DIRECTIONS:
From the line containing "Type out the text in this image." down to the last line of the material, return those lines verbatim and only those.

=== MATERIAL FOR THE TASK ===

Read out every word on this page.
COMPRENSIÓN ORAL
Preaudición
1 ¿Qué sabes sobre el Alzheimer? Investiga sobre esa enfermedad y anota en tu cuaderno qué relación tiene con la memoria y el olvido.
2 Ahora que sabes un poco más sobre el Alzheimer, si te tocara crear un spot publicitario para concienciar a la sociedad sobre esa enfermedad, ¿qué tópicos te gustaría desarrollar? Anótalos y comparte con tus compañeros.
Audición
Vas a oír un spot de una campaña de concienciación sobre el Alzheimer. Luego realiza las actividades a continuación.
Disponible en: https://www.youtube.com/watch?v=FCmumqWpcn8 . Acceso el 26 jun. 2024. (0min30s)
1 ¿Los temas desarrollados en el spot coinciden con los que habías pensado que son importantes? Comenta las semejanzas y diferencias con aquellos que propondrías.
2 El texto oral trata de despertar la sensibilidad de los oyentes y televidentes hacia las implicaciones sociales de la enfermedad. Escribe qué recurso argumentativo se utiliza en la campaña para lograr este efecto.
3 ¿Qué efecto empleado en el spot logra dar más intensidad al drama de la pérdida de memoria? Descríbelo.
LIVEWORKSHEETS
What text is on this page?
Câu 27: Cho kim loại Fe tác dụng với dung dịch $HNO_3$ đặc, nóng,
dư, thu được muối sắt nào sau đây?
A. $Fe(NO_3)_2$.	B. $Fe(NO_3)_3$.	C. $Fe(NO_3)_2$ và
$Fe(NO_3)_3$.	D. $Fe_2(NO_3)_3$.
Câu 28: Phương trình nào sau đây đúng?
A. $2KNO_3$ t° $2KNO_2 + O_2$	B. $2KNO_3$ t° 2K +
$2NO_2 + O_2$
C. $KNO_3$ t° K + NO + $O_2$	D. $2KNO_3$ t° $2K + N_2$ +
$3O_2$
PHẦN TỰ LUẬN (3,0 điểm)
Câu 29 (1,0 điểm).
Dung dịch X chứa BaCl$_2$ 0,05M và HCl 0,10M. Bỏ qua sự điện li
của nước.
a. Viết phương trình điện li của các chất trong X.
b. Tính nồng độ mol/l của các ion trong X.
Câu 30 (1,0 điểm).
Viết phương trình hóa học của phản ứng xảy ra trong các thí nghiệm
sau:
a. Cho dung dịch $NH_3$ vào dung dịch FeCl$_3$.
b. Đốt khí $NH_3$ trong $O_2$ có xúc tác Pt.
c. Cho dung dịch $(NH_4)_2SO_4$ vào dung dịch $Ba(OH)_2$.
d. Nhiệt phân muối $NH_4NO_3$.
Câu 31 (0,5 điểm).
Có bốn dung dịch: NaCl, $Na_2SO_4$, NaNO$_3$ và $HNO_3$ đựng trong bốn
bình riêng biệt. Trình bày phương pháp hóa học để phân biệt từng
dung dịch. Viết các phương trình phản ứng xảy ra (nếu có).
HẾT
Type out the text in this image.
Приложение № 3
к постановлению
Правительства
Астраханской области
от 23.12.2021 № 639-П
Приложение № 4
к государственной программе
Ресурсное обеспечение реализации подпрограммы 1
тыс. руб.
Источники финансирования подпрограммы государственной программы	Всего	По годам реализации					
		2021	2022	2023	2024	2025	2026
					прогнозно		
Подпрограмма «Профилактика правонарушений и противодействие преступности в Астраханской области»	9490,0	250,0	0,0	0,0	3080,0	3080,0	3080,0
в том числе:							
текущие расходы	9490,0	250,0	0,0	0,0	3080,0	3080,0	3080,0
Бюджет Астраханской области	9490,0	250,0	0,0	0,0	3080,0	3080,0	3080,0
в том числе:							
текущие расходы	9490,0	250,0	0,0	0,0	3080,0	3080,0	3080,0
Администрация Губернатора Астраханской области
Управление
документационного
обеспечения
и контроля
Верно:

===

SOLVED EXERCISE:
Type out the text in this image.
Приложение № 3
к постановлению
Правительства
Астраханской области
от 23.12.2021 № 639-П
Приложение № 4
к государственной программе
Ресурсное обеспечение реализации подпрограммы 1
тыс. руб.
Источники финансирования подпрограммы государственной программы	Всего	По годам реализации					
		2021	2022	2023	2024	2025	2026
					прогнозно		
Подпрограмма «Профилактика правонарушений и противодействие преступности в Астраханской области»	9490,0	250,0	0,0	0,0	3080,0	3080,0	3080,0
в том числе:							
текущие расходы	9490,0	250,0	0,0	0,0	3080,0	3080,0	3080,0
Бюджет Астраханской области	9490,0	250,0	0,0	0,0	3080,0	3080,0	3080,0
в том числе:							
текущие расходы	9490,0	250,0	0,0	0,0	3080,0	3080,0	3080,0
Администрация Губернатора Астраханской области
Управление
документационного
обеспечения
и контроля
Верно:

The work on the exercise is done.